* **Brief**
Collect each line holding the string "code".

Source data
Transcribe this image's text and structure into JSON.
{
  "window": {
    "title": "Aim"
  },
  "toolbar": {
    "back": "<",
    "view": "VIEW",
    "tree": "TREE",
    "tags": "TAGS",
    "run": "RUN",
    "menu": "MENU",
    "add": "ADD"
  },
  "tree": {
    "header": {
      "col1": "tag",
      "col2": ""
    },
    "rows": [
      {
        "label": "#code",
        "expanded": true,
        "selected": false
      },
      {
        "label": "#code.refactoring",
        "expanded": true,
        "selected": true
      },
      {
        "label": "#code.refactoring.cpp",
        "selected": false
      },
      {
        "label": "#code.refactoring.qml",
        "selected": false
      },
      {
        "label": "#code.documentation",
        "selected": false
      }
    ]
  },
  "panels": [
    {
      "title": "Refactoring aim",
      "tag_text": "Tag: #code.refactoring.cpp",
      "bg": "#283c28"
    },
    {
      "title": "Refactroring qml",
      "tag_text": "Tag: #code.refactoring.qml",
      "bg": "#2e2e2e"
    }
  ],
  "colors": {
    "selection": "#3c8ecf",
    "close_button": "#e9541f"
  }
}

* **Answer to the task**
        "label": "#code",
        "label": "#code.refactoring",
        "label": "#code.refactoring.cpp",
        "label": "#code.refactoring.qml",
        "label": "#code.documentation",
      "tag_text": "Tag: #code.refactoring.cpp",
      "tag_text": "Tag: #code.refactoring.qml",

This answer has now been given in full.